» Instructions to follow
Copy out the listing in full, exactly as written, but not its pictures.

» Material to process
/---
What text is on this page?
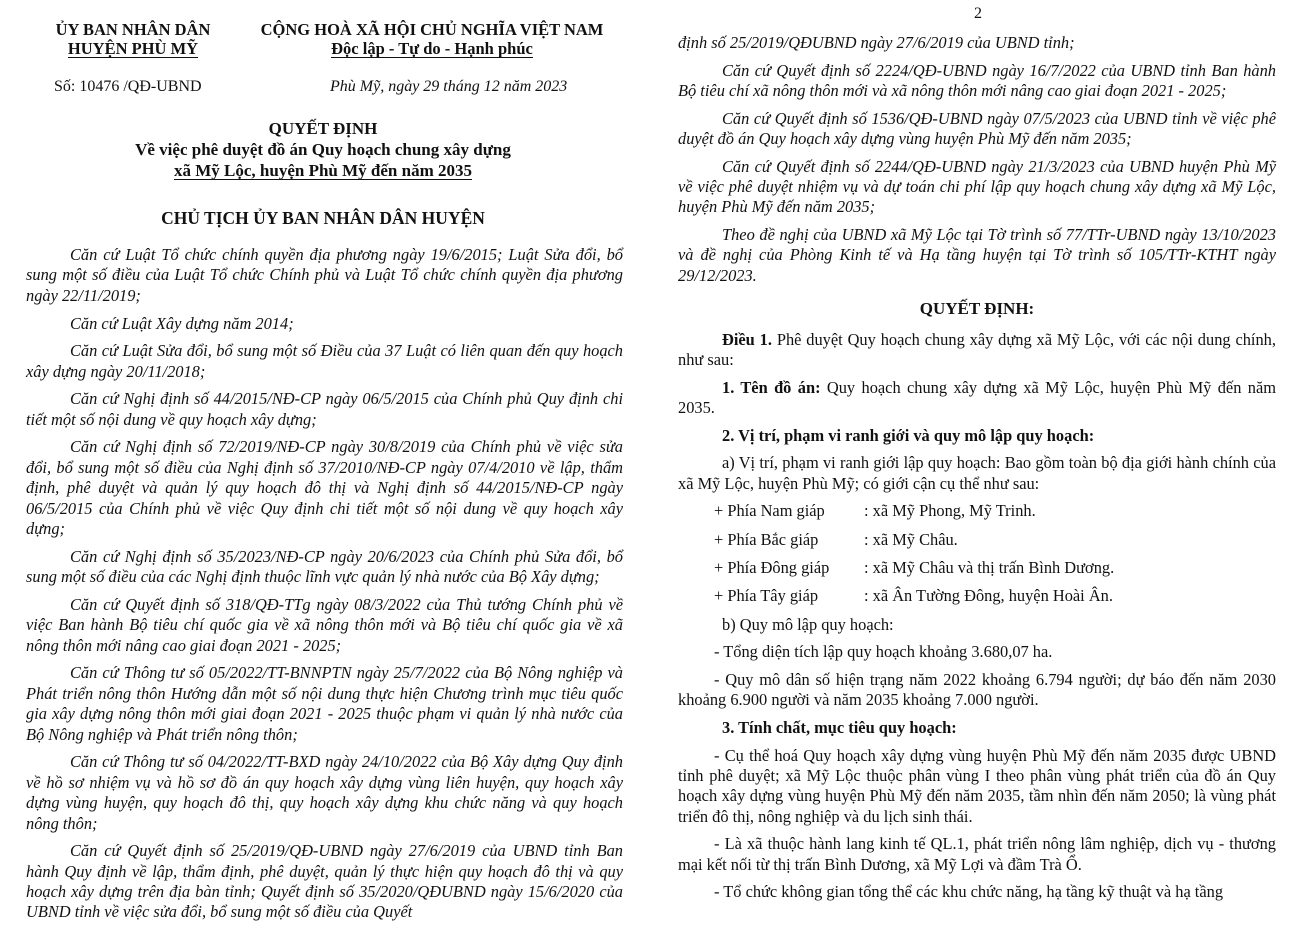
ỦY BAN NHÂN DÂN
HUYỆN PHÙ MỸ
CỘNG HOÀ XÃ HỘI CHỦ NGHĨA VIỆT NAM
Độc lập - Tự do - Hạnh phúc
Số: 10476 /QĐ-UBND	Phù Mỹ, ngày 29 tháng 12 năm 2023
QUYẾT ĐỊNH
Về việc phê duyệt đồ án Quy hoạch chung xây dựng
xã Mỹ Lộc, huyện Phù Mỹ đến năm 2035
CHỦ TỊCH ỦY BAN NHÂN DÂN HUYỆN

Căn cứ Luật Tổ chức chính quyền địa phương ngày 19/6/2015; Luật Sửa đổi, bổ sung một số điều của Luật Tổ chức Chính phủ và Luật Tổ chức chính quyền địa phương ngày 22/11/2019;

Căn cứ Luật Xây dựng năm 2014;

Căn cứ Luật Sửa đổi, bổ sung một số Điều của 37 Luật có liên quan đến quy hoạch xây dựng ngày 20/11/2018;

Căn cứ Nghị định số 44/2015/NĐ-CP ngày 06/5/2015 của Chính phủ Quy định chi tiết một số nội dung về quy hoạch xây dựng;

Căn cứ Nghị định số 72/2019/NĐ-CP ngày 30/8/2019 của Chính phủ về việc sửa đổi, bổ sung một số điều của Nghị định số 37/2010/NĐ-CP ngày 07/4/2010 về lập, thẩm định, phê duyệt và quản lý quy hoạch đô thị và Nghị định số 44/2015/NĐ-CP ngày 06/5/2015 của Chính phủ về việc Quy định chi tiết một số nội dung về quy hoạch xây dựng;

Căn cứ Nghị định số 35/2023/NĐ-CP ngày 20/6/2023 của Chính phủ Sửa đổi, bổ sung một số điều của các Nghị định thuộc lĩnh vực quản lý nhà nước của Bộ Xây dựng;

Căn cứ Quyết định số 318/QĐ-TTg ngày 08/3/2022 của Thủ tướng Chính phủ về việc Ban hành Bộ tiêu chí quốc gia về xã nông thôn mới và Bộ tiêu chí quốc gia về xã nông thôn mới nâng cao giai đoạn 2021 - 2025;

Căn cứ Thông tư số 05/2022/TT-BNNPTN ngày 25/7/2022 của Bộ Nông nghiệp và Phát triển nông thôn Hướng dẫn một số nội dung thực hiện Chương trình mục tiêu quốc gia xây dựng nông thôn mới giai đoạn 2021 - 2025 thuộc phạm vi quản lý nhà nước của Bộ Nông nghiệp và Phát triển nông thôn;

Căn cứ Thông tư số 04/2022/TT-BXD ngày 24/10/2022 của Bộ Xây dựng Quy định về hồ sơ nhiệm vụ và hồ sơ đồ án quy hoạch xây dựng vùng liên huyện, quy hoạch xây dựng vùng huyện, quy hoạch đô thị, quy hoạch xây dựng khu chức năng và quy hoạch nông thôn;

Căn cứ Quyết định số 25/2019/QĐ-UBND ngày 27/6/2019 của UBND tỉnh Ban hành Quy định về lập, thẩm định, phê duyệt, quản lý thực hiện quy hoạch đô thị và quy hoạch xây dựng trên địa bàn tỉnh; Quyết định số 35/2020/QĐUBND ngày 15/6/2020 của UBND tỉnh về việc sửa đổi, bổ sung một số điều của Quyết

2

định số 25/2019/QĐUBND ngày 27/6/2019 của UBND tỉnh;

Căn cứ Quyết định số 2224/QĐ-UBND ngày 16/7/2022 của UBND tỉnh Ban hành Bộ tiêu chí xã nông thôn mới và xã nông thôn mới nâng cao giai đoạn 2021 - 2025;

Căn cứ Quyết định số 1536/QĐ-UBND ngày 07/5/2023 của UBND tỉnh về việc phê duyệt đồ án Quy hoạch xây dựng vùng huyện Phù Mỹ đến năm 2035;

Căn cứ Quyết định số 2244/QĐ-UBND ngày 21/3/2023 của UBND huyện Phù Mỹ về việc phê duyệt nhiệm vụ và dự toán chi phí lập quy hoạch chung xây dựng xã Mỹ Lộc, huyện Phù Mỹ đến năm 2035;

Theo đề nghị của UBND xã Mỹ Lộc tại Tờ trình số 77/TTr-UBND ngày 13/10/2023 và đề nghị của Phòng Kinh tế và Hạ tầng huyện tại Tờ trình số 105/TTr-KTHT ngày 29/12/2023.

QUYẾT ĐỊNH:

Điều 1. Phê duyệt Quy hoạch chung xây dựng xã Mỹ Lộc, với các nội dung chính, như sau:

1. Tên đồ án: Quy hoạch chung xây dựng xã Mỹ Lộc, huyện Phù Mỹ đến năm 2035.

2. Vị trí, phạm vi ranh giới và quy mô lập quy hoạch:

a) Vị trí, phạm vi ranh giới lập quy hoạch: Bao gồm toàn bộ địa giới hành chính của xã Mỹ Lộc, huyện Phù Mỹ; có giới cận cụ thể như sau:

+ Phía Nam giáp	: xã Mỹ Phong, Mỹ Trinh.
+ Phía Bắc giáp	: xã Mỹ Châu.
+ Phía Đông giáp	: xã Mỹ Châu và thị trấn Bình Dương.
+ Phía Tây giáp	: xã Ân Tường Đông, huyện Hoài Ân.

b) Quy mô lập quy hoạch:

- Tổng diện tích lập quy hoạch khoảng 3.680,07 ha.

- Quy mô dân số hiện trạng năm 2022 khoảng 6.794 người; dự báo đến năm 2030 khoảng 6.900 người và năm 2035 khoảng 7.000 người.

3. Tính chất, mục tiêu quy hoạch:

- Cụ thể hoá Quy hoạch xây dựng vùng huyện Phù Mỹ đến năm 2035 được UBND tỉnh phê duyệt; xã Mỹ Lộc thuộc phân vùng I theo phân vùng phát triển của đồ án Quy hoạch xây dựng vùng huyện Phù Mỹ đến năm 2035, tầm nhìn đến năm 2050; là vùng phát triển đô thị, nông nghiệp và du lịch sinh thái.

- Là xã thuộc hành lang kinh tế QL.1, phát triển nông lâm nghiệp, dịch vụ - thương mại kết nối từ thị trấn Bình Dương, xã Mỹ Lợi và đầm Trà Ổ.

- Tổ chức không gian tổng thể các khu chức năng, hạ tầng kỹ thuật và hạ tầng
\---
» Worked solution
What text is on this page?
ỦY BAN NHÂN DÂN
HUYỆN PHÙ MỸ
CỘNG HOÀ XÃ HỘI CHỦ NGHĨA VIỆT NAM
Độc lập - Tự do - Hạnh phúc
Số: 10476 /QĐ-UBND	Phù Mỹ, ngày 29 tháng 12 năm 2023
QUYẾT ĐỊNH
Về việc phê duyệt đồ án Quy hoạch chung xây dựng
xã Mỹ Lộc, huyện Phù Mỹ đến năm 2035
CHỦ TỊCH ỦY BAN NHÂN DÂN HUYỆN

Căn cứ Luật Tổ chức chính quyền địa phương ngày 19/6/2015; Luật Sửa đổi, bổ sung một số điều của Luật Tổ chức Chính phủ và Luật Tổ chức chính quyền địa phương ngày 22/11/2019;

Căn cứ Luật Xây dựng năm 2014;

Căn cứ Luật Sửa đổi, bổ sung một số Điều của 37 Luật có liên quan đến quy hoạch xây dựng ngày 20/11/2018;

Căn cứ Nghị định số 44/2015/NĐ-CP ngày 06/5/2015 của Chính phủ Quy định chi tiết một số nội dung về quy hoạch xây dựng;

Căn cứ Nghị định số 72/2019/NĐ-CP ngày 30/8/2019 của Chính phủ về việc sửa đổi, bổ sung một số điều của Nghị định số 37/2010/NĐ-CP ngày 07/4/2010 về lập, thẩm định, phê duyệt và quản lý quy hoạch đô thị và Nghị định số 44/2015/NĐ-CP ngày 06/5/2015 của Chính phủ về việc Quy định chi tiết một số nội dung về quy hoạch xây dựng;

Căn cứ Nghị định số 35/2023/NĐ-CP ngày 20/6/2023 của Chính phủ Sửa đổi, bổ sung một số điều của các Nghị định thuộc lĩnh vực quản lý nhà nước của Bộ Xây dựng;

Căn cứ Quyết định số 318/QĐ-TTg ngày 08/3/2022 của Thủ tướng Chính phủ về việc Ban hành Bộ tiêu chí quốc gia về xã nông thôn mới và Bộ tiêu chí quốc gia về xã nông thôn mới nâng cao giai đoạn 2021 - 2025;

Căn cứ Thông tư số 05/2022/TT-BNNPTN ngày 25/7/2022 của Bộ Nông nghiệp và Phát triển nông thôn Hướng dẫn một số nội dung thực hiện Chương trình mục tiêu quốc gia xây dựng nông thôn mới giai đoạn 2021 - 2025 thuộc phạm vi quản lý nhà nước của Bộ Nông nghiệp và Phát triển nông thôn;

Căn cứ Thông tư số 04/2022/TT-BXD ngày 24/10/2022 của Bộ Xây dựng Quy định về hồ sơ nhiệm vụ và hồ sơ đồ án quy hoạch xây dựng vùng liên huyện, quy hoạch xây dựng vùng huyện, quy hoạch đô thị, quy hoạch xây dựng khu chức năng và quy hoạch nông thôn;

Căn cứ Quyết định số 25/2019/QĐ-UBND ngày 27/6/2019 của UBND tỉnh Ban hành Quy định về lập, thẩm định, phê duyệt, quản lý thực hiện quy hoạch đô thị và quy hoạch xây dựng trên địa bàn tỉnh; Quyết định số 35/2020/QĐUBND ngày 15/6/2020 của UBND tỉnh về việc sửa đổi, bổ sung một số điều của Quyết

2

định số 25/2019/QĐUBND ngày 27/6/2019 của UBND tỉnh;

Căn cứ Quyết định số 2224/QĐ-UBND ngày 16/7/2022 của UBND tỉnh Ban hành Bộ tiêu chí xã nông thôn mới và xã nông thôn mới nâng cao giai đoạn 2021 - 2025;

Căn cứ Quyết định số 1536/QĐ-UBND ngày 07/5/2023 của UBND tỉnh về việc phê duyệt đồ án Quy hoạch xây dựng vùng huyện Phù Mỹ đến năm 2035;

Căn cứ Quyết định số 2244/QĐ-UBND ngày 21/3/2023 của UBND huyện Phù Mỹ về việc phê duyệt nhiệm vụ và dự toán chi phí lập quy hoạch chung xây dựng xã Mỹ Lộc, huyện Phù Mỹ đến năm 2035;

Theo đề nghị của UBND xã Mỹ Lộc tại Tờ trình số 77/TTr-UBND ngày 13/10/2023 và đề nghị của Phòng Kinh tế và Hạ tầng huyện tại Tờ trình số 105/TTr-KTHT ngày 29/12/2023.

QUYẾT ĐỊNH:

Điều 1. Phê duyệt Quy hoạch chung xây dựng xã Mỹ Lộc, với các nội dung chính, như sau:

1. Tên đồ án: Quy hoạch chung xây dựng xã Mỹ Lộc, huyện Phù Mỹ đến năm 2035.

2. Vị trí, phạm vi ranh giới và quy mô lập quy hoạch:

a) Vị trí, phạm vi ranh giới lập quy hoạch: Bao gồm toàn bộ địa giới hành chính của xã Mỹ Lộc, huyện Phù Mỹ; có giới cận cụ thể như sau:

+ Phía Nam giáp	: xã Mỹ Phong, Mỹ Trinh.
+ Phía Bắc giáp	: xã Mỹ Châu.
+ Phía Đông giáp	: xã Mỹ Châu và thị trấn Bình Dương.
+ Phía Tây giáp	: xã Ân Tường Đông, huyện Hoài Ân.

b) Quy mô lập quy hoạch:

- Tổng diện tích lập quy hoạch khoảng 3.680,07 ha.

- Quy mô dân số hiện trạng năm 2022 khoảng 6.794 người; dự báo đến năm 2030 khoảng 6.900 người và năm 2035 khoảng 7.000 người.

3. Tính chất, mục tiêu quy hoạch:

- Cụ thể hoá Quy hoạch xây dựng vùng huyện Phù Mỹ đến năm 2035 được UBND tỉnh phê duyệt; xã Mỹ Lộc thuộc phân vùng I theo phân vùng phát triển của đồ án Quy hoạch xây dựng vùng huyện Phù Mỹ đến năm 2035, tầm nhìn đến năm 2050; là vùng phát triển đô thị, nông nghiệp và du lịch sinh thái.

- Là xã thuộc hành lang kinh tế QL.1, phát triển nông lâm nghiệp, dịch vụ - thương mại kết nối từ thị trấn Bình Dương, xã Mỹ Lợi và đầm Trà Ổ.

- Tổ chức không gian tổng thể các khu chức năng, hạ tầng kỹ thuật và hạ tầng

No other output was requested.